▶ [Task objective]: Copy each line below exactly and leave the pictures out.

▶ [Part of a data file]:
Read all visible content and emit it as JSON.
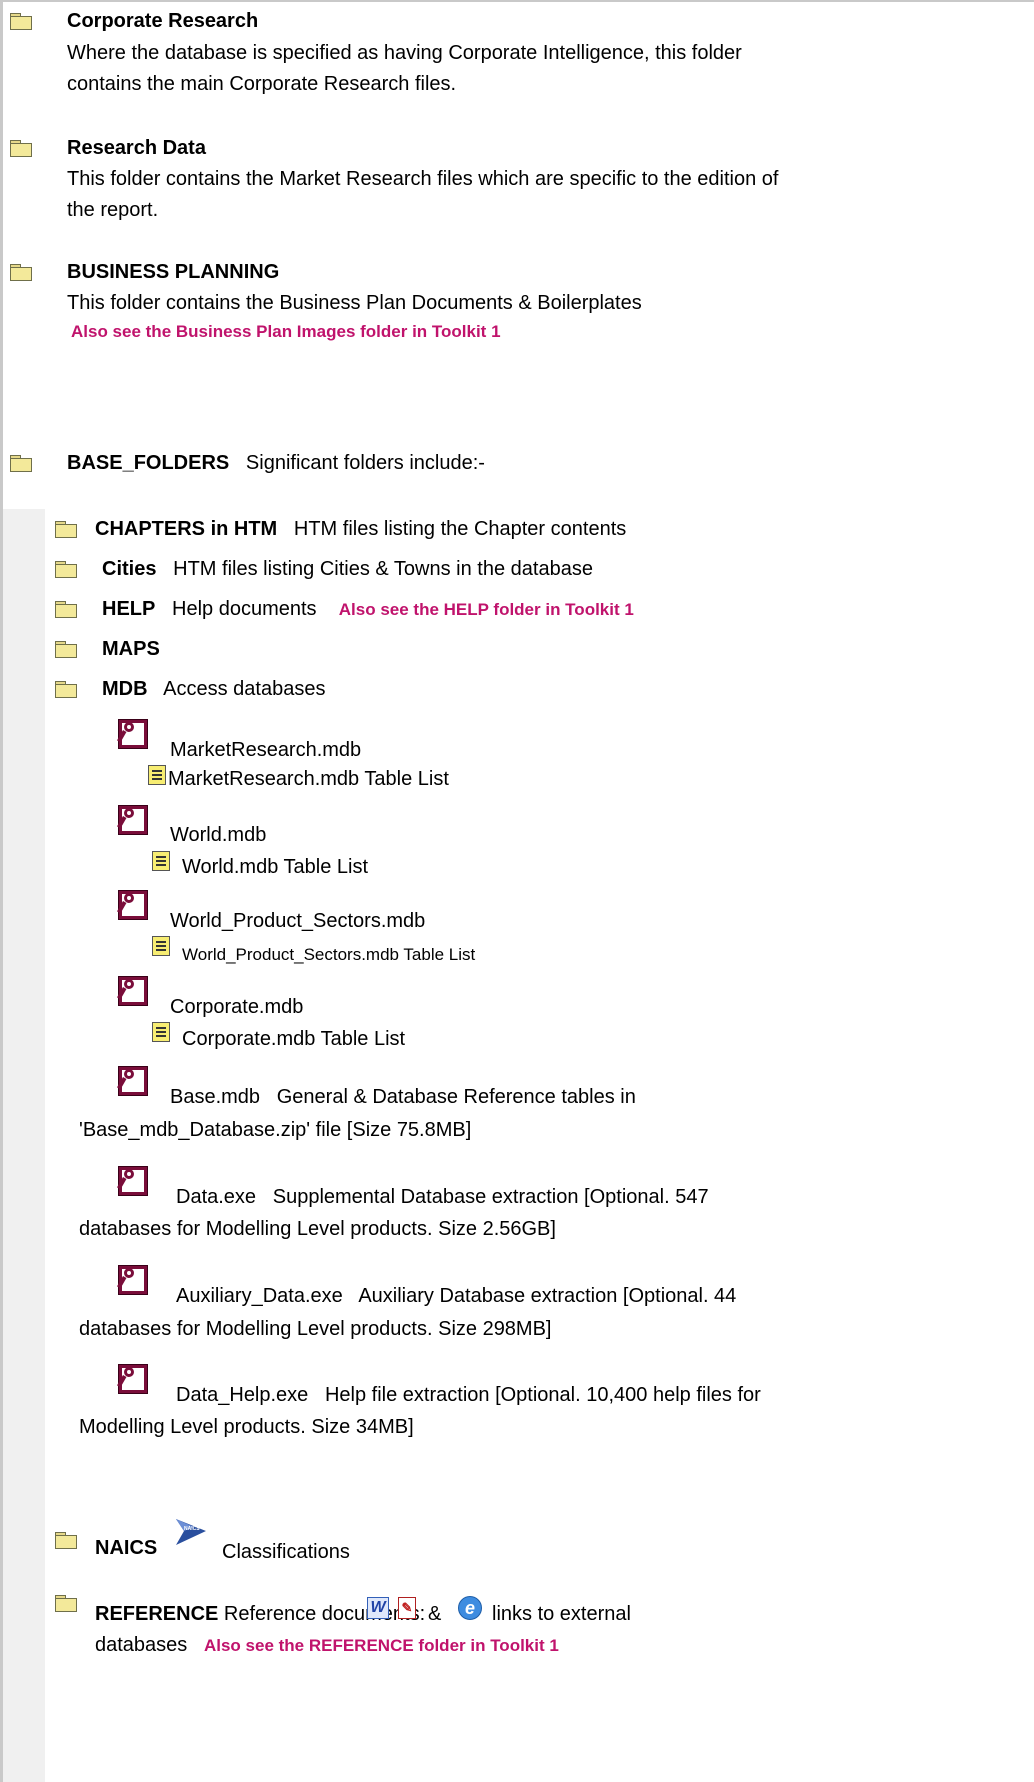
{
  "sections": [
    {
      "title": "Corporate Research",
      "description_line1": "Where the database is specified as having Corporate Intelligence, this folder",
      "description_line2": "contains the main Corporate Research files."
    },
    {
      "title": "Research Data",
      "description_line1": "This folder contains the Market Research files which are specific to the edition of",
      "description_line2": "the report."
    },
    {
      "title": "BUSINESS PLANNING",
      "description_line1": "This folder contains the Business Plan Documents & Boilerplates",
      "note": "Also see the Business Plan Images folder in Toolkit 1"
    },
    {
      "title": "BASE_FOLDERS",
      "description": "Significant folders include:-"
    }
  ],
  "subfolders": [
    {
      "name": "CHAPTERS in HTM",
      "description": "HTM files listing the Chapter contents"
    },
    {
      "name": "Cities",
      "description": "HTM files listing Cities & Towns in the database"
    },
    {
      "name": "HELP",
      "description": "Help documents",
      "note": "Also see the HELP folder in Toolkit 1"
    },
    {
      "name": "MAPS"
    },
    {
      "name": "MDB",
      "description": "Access databases"
    }
  ],
  "databases": [
    {
      "name": "MarketResearch.mdb",
      "table_list": "MarketResearch.mdb Table List"
    },
    {
      "name": "World.mdb",
      "table_list": "World.mdb Table List"
    },
    {
      "name": "World_Product_Sectors.mdb",
      "table_list": "World_Product_Sectors.mdb Table List"
    },
    {
      "name": "Corporate.mdb",
      "table_list": "Corporate.mdb Table List"
    }
  ],
  "extracts": [
    {
      "name": "Base.mdb",
      "line1": "General & Database Reference tables in",
      "line2": "'Base_mdb_Database.zip' file [Size 75.8MB]"
    },
    {
      "name": "Data.exe",
      "line1": "Supplemental Database extraction [Optional. 547",
      "line2": "databases for Modelling Level products. Size 2.56GB]"
    },
    {
      "name": "Auxiliary_Data.exe",
      "line1": "Auxiliary Database extraction [Optional. 44",
      "line2": "databases for Modelling Level products. Size 298MB]"
    },
    {
      "name": "Data_Help.exe",
      "line1": "Help file extraction [Optional. 10,400 help files for",
      "line2": "Modelling Level products. Size 34MB]"
    }
  ],
  "naics": {
    "name": "NAICS",
    "description": "Classifications",
    "logo_text": "NAICS"
  },
  "reference": {
    "name": "REFERENCE",
    "description": "Reference documents:",
    "ampersand": "&",
    "links_text": "links to external",
    "line2": "databases",
    "note": "Also see the REFERENCE folder in Toolkit 1"
  },
  "icons": {
    "folder": "folder-icon",
    "database": "access-key-icon",
    "document": "document-icon",
    "word": "word-icon",
    "pdf": "pdf-icon",
    "ie": "internet-explorer-icon"
  },
  "colors": {
    "note": "#c0136c",
    "folder": "#f3e99a",
    "access": "#7a0d3a",
    "band": "#f0f0f0"
  }
}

▶ [Expected output]:
Read all visible content and emit it as JSON.
{
  "sections": [
    {
      "title": "Corporate Research",
      "description_line1": "Where the database is specified as having Corporate Intelligence, this folder",
      "description_line2": "contains the main Corporate Research files."
    },
    {
      "title": "Research Data",
      "description_line1": "This folder contains the Market Research files which are specific to the edition of",
      "description_line2": "the report."
    },
    {
      "title": "BUSINESS PLANNING",
      "description_line1": "This folder contains the Business Plan Documents & Boilerplates",
      "note": "Also see the Business Plan Images folder in Toolkit 1"
    },
    {
      "title": "BASE_FOLDERS",
      "description": "Significant folders include:-"
    }
  ],
  "subfolders": [
    {
      "name": "CHAPTERS in HTM",
      "description": "HTM files listing the Chapter contents"
    },
    {
      "name": "Cities",
      "description": "HTM files listing Cities & Towns in the database"
    },
    {
      "name": "HELP",
      "description": "Help documents",
      "note": "Also see the HELP folder in Toolkit 1"
    },
    {
      "name": "MAPS"
    },
    {
      "name": "MDB",
      "description": "Access databases"
    }
  ],
  "databases": [
    {
      "name": "MarketResearch.mdb",
      "table_list": "MarketResearch.mdb Table List"
    },
    {
      "name": "World.mdb",
      "table_list": "World.mdb Table List"
    },
    {
      "name": "World_Product_Sectors.mdb",
      "table_list": "World_Product_Sectors.mdb Table List"
    },
    {
      "name": "Corporate.mdb",
      "table_list": "Corporate.mdb Table List"
    }
  ],
  "extracts": [
    {
      "name": "Base.mdb",
      "line1": "General & Database Reference tables in",
      "line2": "'Base_mdb_Database.zip' file [Size 75.8MB]"
    },
    {
      "name": "Data.exe",
      "line1": "Supplemental Database extraction [Optional. 547",
      "line2": "databases for Modelling Level products. Size 2.56GB]"
    },
    {
      "name": "Auxiliary_Data.exe",
      "line1": "Auxiliary Database extraction [Optional. 44",
      "line2": "databases for Modelling Level products. Size 298MB]"
    },
    {
      "name": "Data_Help.exe",
      "line1": "Help file extraction [Optional. 10,400 help files for",
      "line2": "Modelling Level products. Size 34MB]"
    }
  ],
  "naics": {
    "name": "NAICS",
    "description": "Classifications",
    "logo_text": "NAICS"
  },
  "reference": {
    "name": "REFERENCE",
    "description": "Reference documents:",
    "ampersand": "&",
    "links_text": "links to external",
    "line2": "databases",
    "note": "Also see the REFERENCE folder in Toolkit 1"
  },
  "icons": {
    "folder": "folder-icon",
    "database": "access-key-icon",
    "document": "document-icon",
    "word": "word-icon",
    "pdf": "pdf-icon",
    "ie": "internet-explorer-icon"
  },
  "colors": {
    "note": "#c0136c",
    "folder": "#f3e99a",
    "access": "#7a0d3a",
    "band": "#f0f0f0"
  }
}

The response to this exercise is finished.